TASK OBJECTIVE: Send back the entries below exactly as they appear.

=== EXTRACTED DATA ===

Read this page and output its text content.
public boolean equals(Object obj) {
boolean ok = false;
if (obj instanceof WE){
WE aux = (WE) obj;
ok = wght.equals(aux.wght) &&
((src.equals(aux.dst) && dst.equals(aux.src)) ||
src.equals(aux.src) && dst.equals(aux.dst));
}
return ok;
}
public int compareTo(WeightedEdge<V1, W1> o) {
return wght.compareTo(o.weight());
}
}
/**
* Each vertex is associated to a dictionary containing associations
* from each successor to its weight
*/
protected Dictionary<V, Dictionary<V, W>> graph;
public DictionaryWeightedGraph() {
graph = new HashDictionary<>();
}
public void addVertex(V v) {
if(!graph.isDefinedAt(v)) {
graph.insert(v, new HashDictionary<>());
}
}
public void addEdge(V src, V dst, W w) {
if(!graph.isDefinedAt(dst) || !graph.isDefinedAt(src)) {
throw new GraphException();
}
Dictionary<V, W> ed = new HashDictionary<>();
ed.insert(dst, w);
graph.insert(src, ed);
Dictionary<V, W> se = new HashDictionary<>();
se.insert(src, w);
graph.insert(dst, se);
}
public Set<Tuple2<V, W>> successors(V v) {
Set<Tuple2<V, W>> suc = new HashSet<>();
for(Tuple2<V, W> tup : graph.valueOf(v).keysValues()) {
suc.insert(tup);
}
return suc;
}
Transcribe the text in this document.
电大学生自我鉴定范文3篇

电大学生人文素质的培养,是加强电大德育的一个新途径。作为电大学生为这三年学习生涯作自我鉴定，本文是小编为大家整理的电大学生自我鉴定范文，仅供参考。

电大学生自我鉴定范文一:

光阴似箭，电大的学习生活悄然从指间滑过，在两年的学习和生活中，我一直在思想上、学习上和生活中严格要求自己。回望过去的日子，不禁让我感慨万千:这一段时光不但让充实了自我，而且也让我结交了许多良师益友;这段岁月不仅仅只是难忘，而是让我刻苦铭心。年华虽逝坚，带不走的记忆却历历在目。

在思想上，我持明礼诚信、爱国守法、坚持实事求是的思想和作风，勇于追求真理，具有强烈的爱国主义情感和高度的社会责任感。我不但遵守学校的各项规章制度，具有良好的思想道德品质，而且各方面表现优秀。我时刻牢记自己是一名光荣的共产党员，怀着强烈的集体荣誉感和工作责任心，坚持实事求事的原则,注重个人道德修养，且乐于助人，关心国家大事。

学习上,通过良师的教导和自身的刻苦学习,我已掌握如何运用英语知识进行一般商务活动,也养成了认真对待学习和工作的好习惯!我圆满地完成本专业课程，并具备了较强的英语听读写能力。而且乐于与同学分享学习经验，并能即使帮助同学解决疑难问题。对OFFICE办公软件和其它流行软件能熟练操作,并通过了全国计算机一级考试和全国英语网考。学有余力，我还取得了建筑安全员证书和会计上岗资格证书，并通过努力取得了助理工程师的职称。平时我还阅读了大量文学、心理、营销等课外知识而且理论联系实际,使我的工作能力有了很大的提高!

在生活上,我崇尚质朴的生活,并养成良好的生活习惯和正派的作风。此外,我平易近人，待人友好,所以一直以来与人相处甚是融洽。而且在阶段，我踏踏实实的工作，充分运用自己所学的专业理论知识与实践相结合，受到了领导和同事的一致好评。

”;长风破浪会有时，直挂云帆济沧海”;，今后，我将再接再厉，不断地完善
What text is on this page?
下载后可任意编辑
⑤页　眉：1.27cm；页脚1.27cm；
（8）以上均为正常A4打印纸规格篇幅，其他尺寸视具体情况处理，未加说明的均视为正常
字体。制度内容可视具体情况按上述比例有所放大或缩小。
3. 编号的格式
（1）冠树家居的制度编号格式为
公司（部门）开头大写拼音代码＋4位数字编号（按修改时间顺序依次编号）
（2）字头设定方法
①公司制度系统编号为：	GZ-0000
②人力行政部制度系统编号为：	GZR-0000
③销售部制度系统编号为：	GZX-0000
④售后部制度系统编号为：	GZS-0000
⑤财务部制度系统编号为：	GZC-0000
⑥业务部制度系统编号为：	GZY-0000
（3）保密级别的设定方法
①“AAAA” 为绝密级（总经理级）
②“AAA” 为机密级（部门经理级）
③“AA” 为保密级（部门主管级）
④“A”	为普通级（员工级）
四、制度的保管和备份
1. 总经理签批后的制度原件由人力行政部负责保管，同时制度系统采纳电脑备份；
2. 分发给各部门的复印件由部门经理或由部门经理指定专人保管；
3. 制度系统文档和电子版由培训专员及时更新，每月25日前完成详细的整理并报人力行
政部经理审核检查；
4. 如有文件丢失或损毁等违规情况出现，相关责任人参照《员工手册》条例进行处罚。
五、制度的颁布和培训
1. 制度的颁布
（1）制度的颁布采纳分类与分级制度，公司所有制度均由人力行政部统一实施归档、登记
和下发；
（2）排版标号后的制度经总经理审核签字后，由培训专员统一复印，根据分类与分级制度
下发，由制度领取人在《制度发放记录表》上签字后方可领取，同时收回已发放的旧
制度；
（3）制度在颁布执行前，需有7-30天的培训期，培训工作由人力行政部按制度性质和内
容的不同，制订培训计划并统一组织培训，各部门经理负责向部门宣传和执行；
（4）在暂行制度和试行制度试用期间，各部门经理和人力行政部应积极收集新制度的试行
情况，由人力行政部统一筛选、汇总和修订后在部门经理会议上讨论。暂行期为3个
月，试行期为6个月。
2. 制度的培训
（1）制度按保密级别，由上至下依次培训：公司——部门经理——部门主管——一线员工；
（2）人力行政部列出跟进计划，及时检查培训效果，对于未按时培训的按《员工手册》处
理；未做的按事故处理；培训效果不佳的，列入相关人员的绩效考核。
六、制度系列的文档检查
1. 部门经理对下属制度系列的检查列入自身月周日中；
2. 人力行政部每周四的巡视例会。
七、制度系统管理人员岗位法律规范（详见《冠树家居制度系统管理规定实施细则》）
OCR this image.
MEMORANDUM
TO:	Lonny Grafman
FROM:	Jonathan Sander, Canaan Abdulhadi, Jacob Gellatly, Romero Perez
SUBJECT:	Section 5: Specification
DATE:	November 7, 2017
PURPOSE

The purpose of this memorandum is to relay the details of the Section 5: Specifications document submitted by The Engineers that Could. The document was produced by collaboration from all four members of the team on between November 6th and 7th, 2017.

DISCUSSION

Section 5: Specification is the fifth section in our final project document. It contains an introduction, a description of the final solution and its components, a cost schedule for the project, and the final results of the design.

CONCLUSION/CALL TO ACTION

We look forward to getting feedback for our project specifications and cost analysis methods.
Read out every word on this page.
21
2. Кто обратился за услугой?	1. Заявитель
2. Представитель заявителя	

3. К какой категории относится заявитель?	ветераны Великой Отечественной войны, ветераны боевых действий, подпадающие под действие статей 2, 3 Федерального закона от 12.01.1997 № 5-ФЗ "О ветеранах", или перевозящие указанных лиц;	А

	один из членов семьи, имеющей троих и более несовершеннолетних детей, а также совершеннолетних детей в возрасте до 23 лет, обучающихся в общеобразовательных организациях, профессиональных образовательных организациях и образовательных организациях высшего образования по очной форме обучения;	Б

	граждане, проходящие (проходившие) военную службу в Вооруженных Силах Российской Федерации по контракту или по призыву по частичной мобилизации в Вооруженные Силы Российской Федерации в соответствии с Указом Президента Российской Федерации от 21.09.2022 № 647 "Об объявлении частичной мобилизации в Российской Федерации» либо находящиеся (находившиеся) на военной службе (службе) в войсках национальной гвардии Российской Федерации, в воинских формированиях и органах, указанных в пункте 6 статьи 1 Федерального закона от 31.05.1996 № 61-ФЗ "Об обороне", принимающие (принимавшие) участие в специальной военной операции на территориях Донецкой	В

===

SOLVED EXERCISE:
Read this page and output its text content.
public boolean equals(Object obj) {
boolean ok = false;
if (obj instanceof WE){
WE aux = (WE) obj;
ok = wght.equals(aux.wght) &&
((src.equals(aux.dst) && dst.equals(aux.src)) ||
src.equals(aux.src) && dst.equals(aux.dst));
}
return ok;
}
public int compareTo(WeightedEdge<V1, W1> o) {
return wght.compareTo(o.weight());
}
}
/**
* Each vertex is associated to a dictionary containing associations
* from each successor to its weight
*/
protected Dictionary<V, Dictionary<V, W>> graph;
public DictionaryWeightedGraph() {
graph = new HashDictionary<>();
}
public void addVertex(V v) {
if(!graph.isDefinedAt(v)) {
graph.insert(v, new HashDictionary<>());
}
}
public void addEdge(V src, V dst, W w) {
if(!graph.isDefinedAt(dst) || !graph.isDefinedAt(src)) {
throw new GraphException();
}
Dictionary<V, W> ed = new HashDictionary<>();
ed.insert(dst, w);
graph.insert(src, ed);
Dictionary<V, W> se = new HashDictionary<>();
se.insert(src, w);
graph.insert(dst, se);
}
public Set<Tuple2<V, W>> successors(V v) {
Set<Tuple2<V, W>> suc = new HashSet<>();
for(Tuple2<V, W> tup : graph.valueOf(v).keysValues()) {
suc.insert(tup);
}
return suc;
}
Transcribe the text in this document.
电大学生自我鉴定范文3篇

电大学生人文素质的培养,是加强电大德育的一个新途径。作为电大学生为这三年学习生涯作自我鉴定，本文是小编为大家整理的电大学生自我鉴定范文，仅供参考。

电大学生自我鉴定范文一:

光阴似箭，电大的学习生活悄然从指间滑过，在两年的学习和生活中，我一直在思想上、学习上和生活中严格要求自己。回望过去的日子，不禁让我感慨万千:这一段时光不但让充实了自我，而且也让我结交了许多良师益友;这段岁月不仅仅只是难忘，而是让我刻苦铭心。年华虽逝坚，带不走的记忆却历历在目。

在思想上，我持明礼诚信、爱国守法、坚持实事求是的思想和作风，勇于追求真理，具有强烈的爱国主义情感和高度的社会责任感。我不但遵守学校的各项规章制度，具有良好的思想道德品质，而且各方面表现优秀。我时刻牢记自己是一名光荣的共产党员，怀着强烈的集体荣誉感和工作责任心，坚持实事求事的原则,注重个人道德修养，且乐于助人，关心国家大事。

学习上,通过良师的教导和自身的刻苦学习,我已掌握如何运用英语知识进行一般商务活动,也养成了认真对待学习和工作的好习惯!我圆满地完成本专业课程，并具备了较强的英语听读写能力。而且乐于与同学分享学习经验，并能即使帮助同学解决疑难问题。对OFFICE办公软件和其它流行软件能熟练操作,并通过了全国计算机一级考试和全国英语网考。学有余力，我还取得了建筑安全员证书和会计上岗资格证书，并通过努力取得了助理工程师的职称。平时我还阅读了大量文学、心理、营销等课外知识而且理论联系实际,使我的工作能力有了很大的提高!

在生活上,我崇尚质朴的生活,并养成良好的生活习惯和正派的作风。此外,我平易近人，待人友好,所以一直以来与人相处甚是融洽。而且在阶段，我踏踏实实的工作，充分运用自己所学的专业理论知识与实践相结合，受到了领导和同事的一致好评。

”;长风破浪会有时，直挂云帆济沧海”;，今后，我将再接再厉，不断地完善
What text is on this page?
下载后可任意编辑
⑤页　眉：1.27cm；页脚1.27cm；
（8）以上均为正常A4打印纸规格篇幅，其他尺寸视具体情况处理，未加说明的均视为正常
字体。制度内容可视具体情况按上述比例有所放大或缩小。
3. 编号的格式
（1）冠树家居的制度编号格式为
公司（部门）开头大写拼音代码＋4位数字编号（按修改时间顺序依次编号）
（2）字头设定方法
①公司制度系统编号为：	GZ-0000
②人力行政部制度系统编号为：	GZR-0000
③销售部制度系统编号为：	GZX-0000
④售后部制度系统编号为：	GZS-0000
⑤财务部制度系统编号为：	GZC-0000
⑥业务部制度系统编号为：	GZY-0000
（3）保密级别的设定方法
①“AAAA” 为绝密级（总经理级）
②“AAA” 为机密级（部门经理级）
③“AA” 为保密级（部门主管级）
④“A”	为普通级（员工级）
四、制度的保管和备份
1. 总经理签批后的制度原件由人力行政部负责保管，同时制度系统采纳电脑备份；
2. 分发给各部门的复印件由部门经理或由部门经理指定专人保管；
3. 制度系统文档和电子版由培训专员及时更新，每月25日前完成详细的整理并报人力行
政部经理审核检查；
4. 如有文件丢失或损毁等违规情况出现，相关责任人参照《员工手册》条例进行处罚。
五、制度的颁布和培训
1. 制度的颁布
（1）制度的颁布采纳分类与分级制度，公司所有制度均由人力行政部统一实施归档、登记
和下发；
（2）排版标号后的制度经总经理审核签字后，由培训专员统一复印，根据分类与分级制度
下发，由制度领取人在《制度发放记录表》上签字后方可领取，同时收回已发放的旧
制度；
（3）制度在颁布执行前，需有7-30天的培训期，培训工作由人力行政部按制度性质和内
容的不同，制订培训计划并统一组织培训，各部门经理负责向部门宣传和执行；
（4）在暂行制度和试行制度试用期间，各部门经理和人力行政部应积极收集新制度的试行
情况，由人力行政部统一筛选、汇总和修订后在部门经理会议上讨论。暂行期为3个
月，试行期为6个月。
2. 制度的培训
（1）制度按保密级别，由上至下依次培训：公司——部门经理——部门主管——一线员工；
（2）人力行政部列出跟进计划，及时检查培训效果，对于未按时培训的按《员工手册》处
理；未做的按事故处理；培训效果不佳的，列入相关人员的绩效考核。
六、制度系列的文档检查
1. 部门经理对下属制度系列的检查列入自身月周日中；
2. 人力行政部每周四的巡视例会。
七、制度系统管理人员岗位法律规范（详见《冠树家居制度系统管理规定实施细则》）
OCR this image.
MEMORANDUM
TO:	Lonny Grafman
FROM:	Jonathan Sander, Canaan Abdulhadi, Jacob Gellatly, Romero Perez
SUBJECT:	Section 5: Specification
DATE:	November 7, 2017
PURPOSE

The purpose of this memorandum is to relay the details of the Section 5: Specifications document submitted by The Engineers that Could. The document was produced by collaboration from all four members of the team on between November 6th and 7th, 2017.

DISCUSSION

Section 5: Specification is the fifth section in our final project document. It contains an introduction, a description of the final solution and its components, a cost schedule for the project, and the final results of the design.

CONCLUSION/CALL TO ACTION

We look forward to getting feedback for our project specifications and cost analysis methods.
Read out every word on this page.
21
2. Кто обратился за услугой?	1. Заявитель
2. Представитель заявителя	

3. К какой категории относится заявитель?	ветераны Великой Отечественной войны, ветераны боевых действий, подпадающие под действие статей 2, 3 Федерального закона от 12.01.1997 № 5-ФЗ "О ветеранах", или перевозящие указанных лиц;	А

	один из членов семьи, имеющей троих и более несовершеннолетних детей, а также совершеннолетних детей в возрасте до 23 лет, обучающихся в общеобразовательных организациях, профессиональных образовательных организациях и образовательных организациях высшего образования по очной форме обучения;	Б

	граждане, проходящие (проходившие) военную службу в Вооруженных Силах Российской Федерации по контракту или по призыву по частичной мобилизации в Вооруженные Силы Российской Федерации в соответствии с Указом Президента Российской Федерации от 21.09.2022 № 647 "Об объявлении частичной мобилизации в Российской Федерации» либо находящиеся (находившиеся) на военной службе (службе) в войсках национальной гвардии Российской Федерации, в воинских формированиях и органах, указанных в пункте 6 статьи 1 Федерального закона от 31.05.1996 № 61-ФЗ "Об обороне", принимающие (принимавшие) участие в специальной военной операции на территориях Донецкой	В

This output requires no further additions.